- _EXERCISE INSTRUCTIONS_
Your task is to transcribe the records exactly, skipping every image.

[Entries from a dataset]
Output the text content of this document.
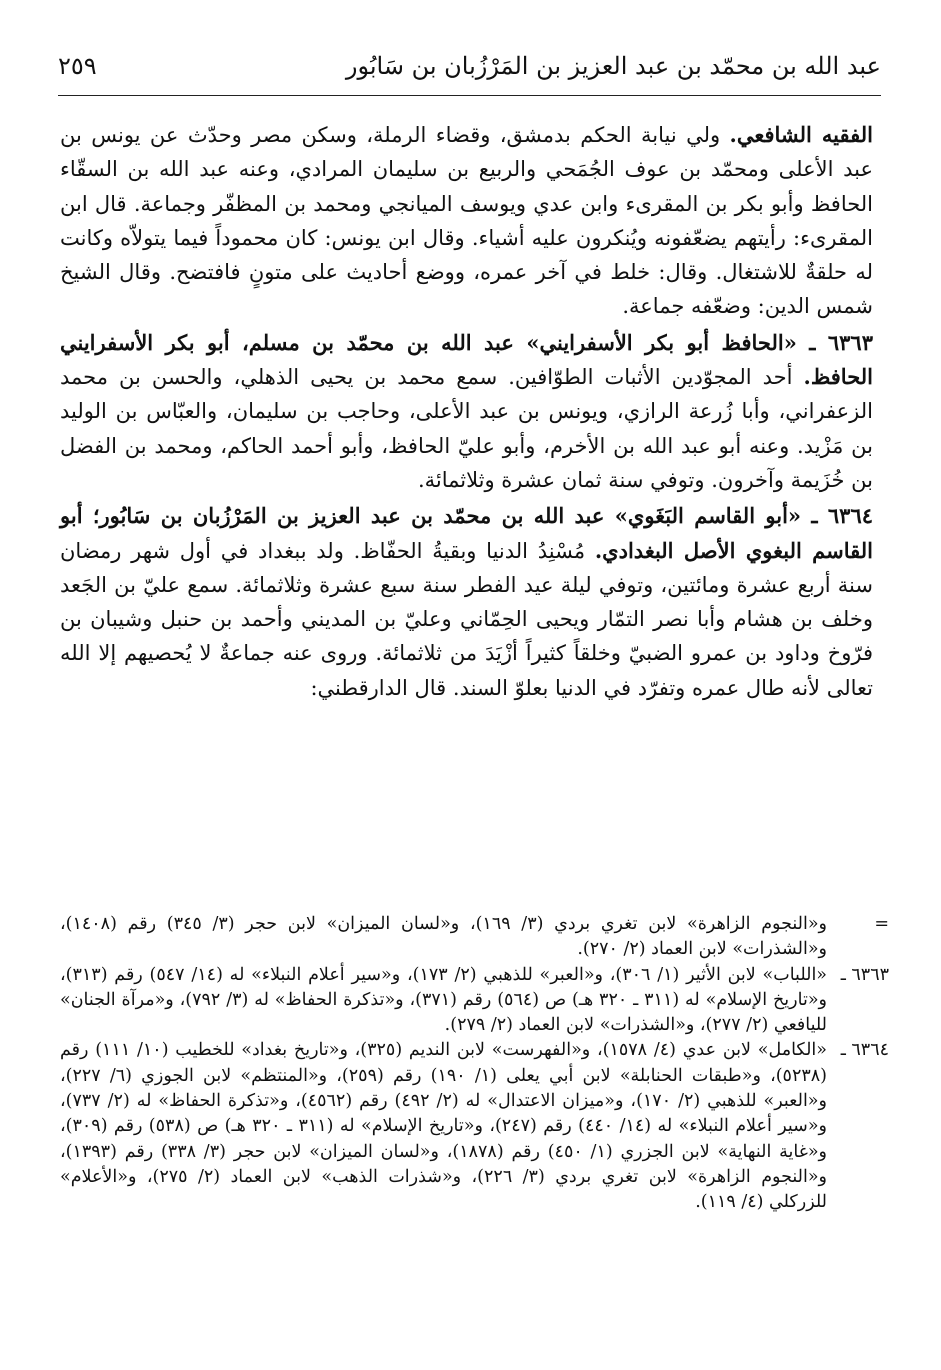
عبد الله بن محمّد بن عبد العزيز بن المَرْزُبان بن سَابُور
٢٥٩

الفقيه الشافعي. ولي نيابة الحكم بدمشق، وقضاء الرملة، وسكن مصر وحدّث عن يونس بن عبد الأعلى ومحمّد بن عوف الجُمَحي والربيع بن سليمان المرادي، وعنه عبد الله بن السقّاء الحافظ وأبو بكر بن المقرىء وابن عدي ويوسف الميانجي ومحمد بن المظفّر وجماعة. قال ابن المقرىء: رأيتهم يضعّفونه ويُنكرون عليه أشياء. وقال ابن يونس: كان محموداً فيما يتولاّه وكانت له حلقةٌ للاشتغال. وقال: خلط في آخر عمره، ووضع أحاديث على متونٍ فافتضح. وقال الشيخ شمس الدين: وضعّفه جماعة.

٦٣٦٣ ـ «الحافظ أبو بكر الأسفرايني» عبد الله بن محمّد بن مسلم، أبو بكر الأسفرايني الحافظ. أحد المجوّدين الأثبات الطوّافين. سمع محمد بن يحيى الذهلي، والحسن بن محمد الزعفراني، وأبا زُرعة الرازي، ويونس بن عبد الأعلى، وحاجب بن سليمان، والعبّاس بن الوليد بن مَزْيد. وعنه أبو عبد الله بن الأخرم، وأبو عليّ الحافظ، وأبو أحمد الحاكم، ومحمد بن الفضل بن خُزَيمة وآخرون. وتوفي سنة ثمان عشرة وثلاثمائة.

٦٣٦٤ ـ «أبو القاسم البَغَوي» عبد الله بن محمّد بن عبد العزيز بن المَرْزُبان بن سَابُور؛ أبو القاسم البغوي الأصل البغدادي. مُسْنِدُ الدنيا وبقيةُ الحفّاظ. ولد ببغداد في أول شهر رمضان سنة أربع عشرة ومائتين، وتوفي ليلة عيد الفطر سنة سبع عشرة وثلاثمائة. سمع عليّ بن الجَعد وخلف بن هشام وأبا نصر التمّار ويحيى الحِمّاني وعليّ بن المديني وأحمد بن حنبل وشيبان بن فرّوخ وداود بن عمرو الضبيّ وخلقاً كثيراً أزْيَدَ من ثلاثمائة. وروى عنه جماعةٌ لا يُحصيهم إلا الله تعالى لأنه طال عمره وتفرّد في الدنيا بعلوّ السند. قال الدارقطني:

=
و«النجوم الزاهرة» لابن تغري بردي (٣/ ١٦٩)، و«لسان الميزان» لابن حجر (٣/ ٣٤٥) رقم (١٤٠٨)، و«الشذرات» لابن العماد (٢/ ٢٧٠).
٦٣٦٣ ـ
«اللباب» لابن الأثير (١/ ٣٠٦)، و«العبر» للذهبي (٢/ ١٧٣)، و«سير أعلام النبلاء» له (١٤/ ٥٤٧) رقم (٣١٣)، و«تاريخ الإسلام» له (٣١١ ـ ٣٢٠ هـ) ص (٥٦٤) رقم (٣٧١)، و«تذكرة الحفاظ» له (٣/ ٧٩٢)، و«مرآة الجنان» لليافعي (٢/ ٢٧٧)، و«الشذرات» لابن العماد (٢/ ٢٧٩).
٦٣٦٤ ـ
«الكامل» لابن عدي (٤/ ١٥٧٨)، و«الفهرست» لابن النديم (٣٢٥)، و«تاريخ بغداد» للخطيب (١٠/ ١١١) رقم (٥٢٣٨)، و«طبقات الحنابلة» لابن أبي يعلى (١/ ١٩٠) رقم (٢٥٩)، و«المنتظم» لابن الجوزي (٦/ ٢٢٧)، و«العبر» للذهبي (٢/ ١٧٠)، و«ميزان الاعتدال» له (٢/ ٤٩٢) رقم (٤٥٦٢)، و«تذكرة الحفاظ» له (٢/ ٧٣٧)، و«سير أعلام النبلاء» له (١٤/ ٤٤٠) رقم (٢٤٧)، و«تاريخ الإسلام» له (٣١١ ـ ٣٢٠ هـ) ص (٥٣٨) رقم (٣٠٩)، و«غاية النهاية» لابن الجزري (١/ ٤٥٠) رقم (١٨٧٨)، و«لسان الميزان» لابن حجر (٣/ ٣٣٨) رقم (١٣٩٣)، و«النجوم الزاهرة» لابن تغري بردي (٣/ ٢٢٦)، و«شذرات الذهب» لابن العماد (٢/ ٢٧٥)، و«الأعلام» للزركلي (٤/ ١١٩).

- _CORRECT ANSWER_
Output the text content of this document.
عبد الله بن محمّد بن عبد العزيز بن المَرْزُبان بن سَابُور
٢٥٩

الفقيه الشافعي. ولي نيابة الحكم بدمشق، وقضاء الرملة، وسكن مصر وحدّث عن يونس بن عبد الأعلى ومحمّد بن عوف الجُمَحي والربيع بن سليمان المرادي، وعنه عبد الله بن السقّاء الحافظ وأبو بكر بن المقرىء وابن عدي ويوسف الميانجي ومحمد بن المظفّر وجماعة. قال ابن المقرىء: رأيتهم يضعّفونه ويُنكرون عليه أشياء. وقال ابن يونس: كان محموداً فيما يتولاّه وكانت له حلقةٌ للاشتغال. وقال: خلط في آخر عمره، ووضع أحاديث على متونٍ فافتضح. وقال الشيخ شمس الدين: وضعّفه جماعة.

٦٣٦٣ ـ «الحافظ أبو بكر الأسفرايني» عبد الله بن محمّد بن مسلم، أبو بكر الأسفرايني الحافظ. أحد المجوّدين الأثبات الطوّافين. سمع محمد بن يحيى الذهلي، والحسن بن محمد الزعفراني، وأبا زُرعة الرازي، ويونس بن عبد الأعلى، وحاجب بن سليمان، والعبّاس بن الوليد بن مَزْيد. وعنه أبو عبد الله بن الأخرم، وأبو عليّ الحافظ، وأبو أحمد الحاكم، ومحمد بن الفضل بن خُزَيمة وآخرون. وتوفي سنة ثمان عشرة وثلاثمائة.

٦٣٦٤ ـ «أبو القاسم البَغَوي» عبد الله بن محمّد بن عبد العزيز بن المَرْزُبان بن سَابُور؛ أبو القاسم البغوي الأصل البغدادي. مُسْنِدُ الدنيا وبقيةُ الحفّاظ. ولد ببغداد في أول شهر رمضان سنة أربع عشرة ومائتين، وتوفي ليلة عيد الفطر سنة سبع عشرة وثلاثمائة. سمع عليّ بن الجَعد وخلف بن هشام وأبا نصر التمّار ويحيى الحِمّاني وعليّ بن المديني وأحمد بن حنبل وشيبان بن فرّوخ وداود بن عمرو الضبيّ وخلقاً كثيراً أزْيَدَ من ثلاثمائة. وروى عنه جماعةٌ لا يُحصيهم إلا الله تعالى لأنه طال عمره وتفرّد في الدنيا بعلوّ السند. قال الدارقطني:

=
و«النجوم الزاهرة» لابن تغري بردي (٣/ ١٦٩)، و«لسان الميزان» لابن حجر (٣/ ٣٤٥) رقم (١٤٠٨)، و«الشذرات» لابن العماد (٢/ ٢٧٠).
٦٣٦٣ ـ
«اللباب» لابن الأثير (١/ ٣٠٦)، و«العبر» للذهبي (٢/ ١٧٣)، و«سير أعلام النبلاء» له (١٤/ ٥٤٧) رقم (٣١٣)، و«تاريخ الإسلام» له (٣١١ ـ ٣٢٠ هـ) ص (٥٦٤) رقم (٣٧١)، و«تذكرة الحفاظ» له (٣/ ٧٩٢)، و«مرآة الجنان» لليافعي (٢/ ٢٧٧)، و«الشذرات» لابن العماد (٢/ ٢٧٩).
٦٣٦٤ ـ
«الكامل» لابن عدي (٤/ ١٥٧٨)، و«الفهرست» لابن النديم (٣٢٥)، و«تاريخ بغداد» للخطيب (١٠/ ١١١) رقم (٥٢٣٨)، و«طبقات الحنابلة» لابن أبي يعلى (١/ ١٩٠) رقم (٢٥٩)، و«المنتظم» لابن الجوزي (٦/ ٢٢٧)، و«العبر» للذهبي (٢/ ١٧٠)، و«ميزان الاعتدال» له (٢/ ٤٩٢) رقم (٤٥٦٢)، و«تذكرة الحفاظ» له (٢/ ٧٣٧)، و«سير أعلام النبلاء» له (١٤/ ٤٤٠) رقم (٢٤٧)، و«تاريخ الإسلام» له (٣١١ ـ ٣٢٠ هـ) ص (٥٣٨) رقم (٣٠٩)، و«غاية النهاية» لابن الجزري (١/ ٤٥٠) رقم (١٨٧٨)، و«لسان الميزان» لابن حجر (٣/ ٣٣٨) رقم (١٣٩٣)، و«النجوم الزاهرة» لابن تغري بردي (٣/ ٢٢٦)، و«شذرات الذهب» لابن العماد (٢/ ٢٧٥)، و«الأعلام» للزركلي (٤/ ١١٩).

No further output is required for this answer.